TEXT SHOWN:
══════════════════════════════

She was lying motionless on a thin mat
surrounded by towers of boxes and trash.
The 4-chan user thought she was dead.
Then she moved.
The woman sat up, wrote something on a whiteboard,
and held it to the camera.
Broken English.
My name is Chip Chan.
Police officer put Chip in my ankle.
He control my brain.
She collapsed back onto the mat, unconscious.
20 hours later, she was still there.
Same position, she hadn't moved a muscle.
The Internet had found its new obsession.
Before the stream, she was normal.
Jane, a Korean woman in the 30s who wrote a blog.
She talked about restaurants.
She gave movie reviews.
She talked about her weekend plans, her friends, her job.
Ordinary life documented in ordinary ways.
Then around 2006, the post changed.
She wrote about footsteps in the hallway that stopped outside her door,
cars that waited outside her window.
She constantly felt like she was being watched.
She wrote about a police officer who kept showing up places she went.
Coffee shops, the grocery store, where she worked.
Always the same man.
Always watching.
She wrote about waking up exhausted with no memory of falling asleep.
Her apartment was rearranged.
Objects moved from their normal places.
Windows open that she remembered closing.
She would suddenly be missing time.
She lost hours at a time and had no idea why.
The blog post became frantic and paranoid.
Then they stopped.
But two years later, she was back.
She live-streamed herself 24 hours a day for an apartment that looked like a hoarder's tomb.
Boxes stacked to the ceiling. Trash bags lined every wall.
The floor was buried under food containers, empty bottles, and crumpled paper.
Her windows were completely covered with newspaper and cardboard.
No natural light made it inside.
She called him P, a corrupt police officer who had implanted a Vera chip in her ankle sometime in the late 1990s.
The same technology nightclubs were using to identify VIP customers.
The same RFID technology medical facilities use to store patient data.
An implant about the size of a grain of rice that could be read by external scanners.
These chips are real, and they could be read by scanning equipment passively,
meaning you don't have to activate them. They just work.
According to Chip Chan, her chip was different.
P could trigger it remotely from anywhere in the city.
He could force her to go unconscious with the push of a button.
He controlled exactly when she slept and when she woke up.
She lived entirely within his schedule.
She was a puppet, and P held the strings.
The apartment had three webcam's position in the corners.
These were professional setups with good angles and clear resolution.
She installed them herself to document what happened during the hours of missing time.
She said she was looking for evidence.
Proof that P was controlling her, she wanted to document the crime.
What she created was a window into hell, and the world started watching.
The stream never stopped. The cameras captured everything.
She ate ramen noodles with plastic spoons.
She wrote desperate messages on whiteboards in broken English.
She slept in contorted positions for 18 to 20 hours straight without moving a muscle.
During these sleep periods, she looked dead.
She didn't shift or turn over. She didn't twitch.
You had to concentrate just to make sure she was breathing.
This death-like stillness went on for almost every day.
Early viewers timed her blackouts with stopwatches.
They created detailed spreadsheets.
The pattern was consistent and unnatural.
She suddenly collapsed into a deep sleep at the same exact time every day.
Then she woke up at the same time.

══════════════════════════════

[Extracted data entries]

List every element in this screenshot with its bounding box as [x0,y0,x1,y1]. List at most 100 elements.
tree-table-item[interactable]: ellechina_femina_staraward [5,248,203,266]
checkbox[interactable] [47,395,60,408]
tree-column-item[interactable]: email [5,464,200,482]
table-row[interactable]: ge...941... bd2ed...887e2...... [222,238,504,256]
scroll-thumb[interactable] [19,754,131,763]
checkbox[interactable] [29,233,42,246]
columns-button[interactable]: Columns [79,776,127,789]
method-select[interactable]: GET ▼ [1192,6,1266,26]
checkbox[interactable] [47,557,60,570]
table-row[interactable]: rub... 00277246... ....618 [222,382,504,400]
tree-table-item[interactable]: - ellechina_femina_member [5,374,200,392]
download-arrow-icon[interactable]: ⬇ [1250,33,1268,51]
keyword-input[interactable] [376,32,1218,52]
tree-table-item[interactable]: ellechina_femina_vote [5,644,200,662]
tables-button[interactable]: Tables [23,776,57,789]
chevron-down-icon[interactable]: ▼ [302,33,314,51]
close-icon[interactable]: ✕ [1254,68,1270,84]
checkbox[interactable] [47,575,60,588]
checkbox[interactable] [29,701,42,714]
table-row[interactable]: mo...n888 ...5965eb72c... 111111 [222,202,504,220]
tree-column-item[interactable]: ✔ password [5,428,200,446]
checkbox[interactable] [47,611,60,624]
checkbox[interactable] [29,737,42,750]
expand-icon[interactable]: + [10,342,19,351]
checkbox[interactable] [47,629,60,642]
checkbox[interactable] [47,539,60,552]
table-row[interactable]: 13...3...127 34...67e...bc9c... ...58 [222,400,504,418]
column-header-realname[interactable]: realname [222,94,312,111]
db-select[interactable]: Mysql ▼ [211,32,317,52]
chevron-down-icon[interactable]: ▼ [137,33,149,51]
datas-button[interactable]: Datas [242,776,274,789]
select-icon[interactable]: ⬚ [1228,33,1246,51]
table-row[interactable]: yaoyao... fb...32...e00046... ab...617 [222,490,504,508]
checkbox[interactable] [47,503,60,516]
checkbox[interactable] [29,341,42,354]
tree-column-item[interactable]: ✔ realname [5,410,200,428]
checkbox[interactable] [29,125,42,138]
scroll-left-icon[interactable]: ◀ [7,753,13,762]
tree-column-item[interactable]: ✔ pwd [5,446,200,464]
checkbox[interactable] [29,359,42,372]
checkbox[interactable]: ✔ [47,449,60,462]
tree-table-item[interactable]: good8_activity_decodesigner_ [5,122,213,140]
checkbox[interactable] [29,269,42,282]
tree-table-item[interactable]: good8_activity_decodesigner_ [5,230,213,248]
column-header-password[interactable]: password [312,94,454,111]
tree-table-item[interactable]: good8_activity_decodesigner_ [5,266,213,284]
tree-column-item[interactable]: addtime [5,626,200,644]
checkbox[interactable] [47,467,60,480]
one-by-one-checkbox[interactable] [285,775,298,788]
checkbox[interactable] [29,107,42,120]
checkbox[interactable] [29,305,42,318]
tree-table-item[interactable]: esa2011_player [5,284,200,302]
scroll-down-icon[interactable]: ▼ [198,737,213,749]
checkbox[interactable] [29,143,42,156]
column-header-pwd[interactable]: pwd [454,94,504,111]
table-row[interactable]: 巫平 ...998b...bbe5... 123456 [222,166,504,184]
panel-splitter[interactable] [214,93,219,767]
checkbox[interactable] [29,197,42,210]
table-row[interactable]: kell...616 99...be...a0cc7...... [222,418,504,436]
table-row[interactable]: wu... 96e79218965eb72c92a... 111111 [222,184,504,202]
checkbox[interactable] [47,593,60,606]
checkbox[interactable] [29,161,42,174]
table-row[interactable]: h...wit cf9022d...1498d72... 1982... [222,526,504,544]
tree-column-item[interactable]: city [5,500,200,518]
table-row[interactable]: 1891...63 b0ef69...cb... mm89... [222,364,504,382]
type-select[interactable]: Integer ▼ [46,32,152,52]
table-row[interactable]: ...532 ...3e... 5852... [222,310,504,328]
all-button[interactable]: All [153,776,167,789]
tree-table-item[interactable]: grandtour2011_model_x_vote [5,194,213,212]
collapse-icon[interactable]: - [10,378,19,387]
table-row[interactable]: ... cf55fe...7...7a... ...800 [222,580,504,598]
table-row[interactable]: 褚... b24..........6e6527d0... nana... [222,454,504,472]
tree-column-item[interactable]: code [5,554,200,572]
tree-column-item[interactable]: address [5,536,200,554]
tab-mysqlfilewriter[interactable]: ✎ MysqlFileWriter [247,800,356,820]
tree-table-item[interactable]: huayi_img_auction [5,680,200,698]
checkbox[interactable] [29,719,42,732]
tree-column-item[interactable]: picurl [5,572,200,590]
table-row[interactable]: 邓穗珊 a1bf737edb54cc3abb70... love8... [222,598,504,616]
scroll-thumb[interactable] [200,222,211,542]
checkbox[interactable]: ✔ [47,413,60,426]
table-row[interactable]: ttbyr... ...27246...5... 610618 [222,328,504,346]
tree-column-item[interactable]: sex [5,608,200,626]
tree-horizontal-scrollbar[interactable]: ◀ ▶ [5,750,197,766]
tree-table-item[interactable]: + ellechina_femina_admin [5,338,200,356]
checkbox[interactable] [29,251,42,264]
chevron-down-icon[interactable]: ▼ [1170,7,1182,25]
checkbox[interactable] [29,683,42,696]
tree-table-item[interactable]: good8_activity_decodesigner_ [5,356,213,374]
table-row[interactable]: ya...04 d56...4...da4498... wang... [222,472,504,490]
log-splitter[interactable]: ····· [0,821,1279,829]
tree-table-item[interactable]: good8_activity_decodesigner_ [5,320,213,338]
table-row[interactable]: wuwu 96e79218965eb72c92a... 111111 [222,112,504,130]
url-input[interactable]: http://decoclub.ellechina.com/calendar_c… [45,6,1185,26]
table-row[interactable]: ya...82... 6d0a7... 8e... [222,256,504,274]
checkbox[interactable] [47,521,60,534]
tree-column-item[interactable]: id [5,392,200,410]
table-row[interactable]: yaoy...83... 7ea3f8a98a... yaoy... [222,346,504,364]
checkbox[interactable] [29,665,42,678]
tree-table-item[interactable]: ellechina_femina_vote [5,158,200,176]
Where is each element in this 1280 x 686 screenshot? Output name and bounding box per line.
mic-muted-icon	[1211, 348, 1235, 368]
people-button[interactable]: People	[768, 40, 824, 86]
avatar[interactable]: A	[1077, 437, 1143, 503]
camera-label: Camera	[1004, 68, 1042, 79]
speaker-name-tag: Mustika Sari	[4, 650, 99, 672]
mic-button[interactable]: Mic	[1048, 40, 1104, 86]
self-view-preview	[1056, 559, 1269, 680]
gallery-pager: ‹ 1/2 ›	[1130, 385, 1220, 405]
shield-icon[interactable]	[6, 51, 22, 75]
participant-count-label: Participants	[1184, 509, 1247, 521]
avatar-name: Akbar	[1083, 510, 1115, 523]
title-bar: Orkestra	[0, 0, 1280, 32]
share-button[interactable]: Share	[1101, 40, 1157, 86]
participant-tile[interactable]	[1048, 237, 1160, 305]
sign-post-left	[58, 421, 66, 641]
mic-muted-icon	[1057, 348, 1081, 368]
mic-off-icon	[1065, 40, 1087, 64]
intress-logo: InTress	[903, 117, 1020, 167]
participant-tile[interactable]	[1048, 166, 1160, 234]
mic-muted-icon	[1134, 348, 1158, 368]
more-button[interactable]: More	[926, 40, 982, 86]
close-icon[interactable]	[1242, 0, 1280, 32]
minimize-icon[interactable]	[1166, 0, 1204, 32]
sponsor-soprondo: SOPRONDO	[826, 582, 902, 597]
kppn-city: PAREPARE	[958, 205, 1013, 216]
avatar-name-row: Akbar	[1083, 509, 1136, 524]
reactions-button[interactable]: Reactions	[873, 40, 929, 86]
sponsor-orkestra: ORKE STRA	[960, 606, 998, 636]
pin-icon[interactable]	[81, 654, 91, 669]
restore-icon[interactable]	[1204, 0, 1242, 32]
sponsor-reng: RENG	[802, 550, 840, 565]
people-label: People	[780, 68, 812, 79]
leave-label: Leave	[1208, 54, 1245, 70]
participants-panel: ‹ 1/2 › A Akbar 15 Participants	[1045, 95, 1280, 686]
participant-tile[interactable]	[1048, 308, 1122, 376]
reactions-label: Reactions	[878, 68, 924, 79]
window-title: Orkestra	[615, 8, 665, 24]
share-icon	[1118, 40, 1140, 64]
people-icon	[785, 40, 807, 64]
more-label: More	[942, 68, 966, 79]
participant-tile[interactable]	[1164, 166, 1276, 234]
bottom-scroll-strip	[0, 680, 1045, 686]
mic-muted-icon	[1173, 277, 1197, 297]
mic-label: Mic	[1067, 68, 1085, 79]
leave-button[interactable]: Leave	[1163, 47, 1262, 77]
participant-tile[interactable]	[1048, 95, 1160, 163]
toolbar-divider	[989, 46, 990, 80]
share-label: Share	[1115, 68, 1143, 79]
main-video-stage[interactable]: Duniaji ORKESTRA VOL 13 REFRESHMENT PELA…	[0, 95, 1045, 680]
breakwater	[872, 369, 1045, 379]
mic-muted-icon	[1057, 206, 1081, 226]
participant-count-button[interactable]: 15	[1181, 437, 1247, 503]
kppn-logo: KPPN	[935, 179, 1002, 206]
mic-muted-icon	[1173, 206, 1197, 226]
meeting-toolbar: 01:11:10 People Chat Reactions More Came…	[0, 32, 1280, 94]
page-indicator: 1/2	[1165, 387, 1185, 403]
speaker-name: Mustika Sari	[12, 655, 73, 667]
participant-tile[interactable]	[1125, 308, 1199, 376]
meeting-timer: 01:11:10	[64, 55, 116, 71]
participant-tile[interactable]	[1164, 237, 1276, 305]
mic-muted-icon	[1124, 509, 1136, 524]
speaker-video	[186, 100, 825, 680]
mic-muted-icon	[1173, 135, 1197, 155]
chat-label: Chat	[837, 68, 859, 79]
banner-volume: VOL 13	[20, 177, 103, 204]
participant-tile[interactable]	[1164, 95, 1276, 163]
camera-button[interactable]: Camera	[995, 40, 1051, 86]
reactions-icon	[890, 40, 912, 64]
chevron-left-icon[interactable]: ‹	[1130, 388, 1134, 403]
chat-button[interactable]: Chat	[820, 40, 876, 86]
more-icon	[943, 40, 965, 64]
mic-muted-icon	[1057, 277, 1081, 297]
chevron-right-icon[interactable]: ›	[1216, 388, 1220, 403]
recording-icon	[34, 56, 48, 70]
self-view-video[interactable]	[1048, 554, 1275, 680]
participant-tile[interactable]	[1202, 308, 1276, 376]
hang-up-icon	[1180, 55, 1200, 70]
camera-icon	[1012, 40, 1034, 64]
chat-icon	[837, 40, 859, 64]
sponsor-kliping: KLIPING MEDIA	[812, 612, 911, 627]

══════════════════════════════

TASK INSTRUCTIONS:
**A)** Revise the passage of the text about Chip Chan, starting at "She would suddenly" and ending at "she was back.", so that "paranoid" reads "fearful".
**B)** Translate this sentence from the text about Chip Chan into Spanish: "The Internet had found its new obsession."

RESULTS FOR EACH TASK:
**A)**
She would suddenly be missing time.
She lost hours at a time and had no idea why.
The blog post became frantic and fearful.
Then they stopped.
But two years later, she was back.

**B)** Internet había encontrado su nueva obsesión.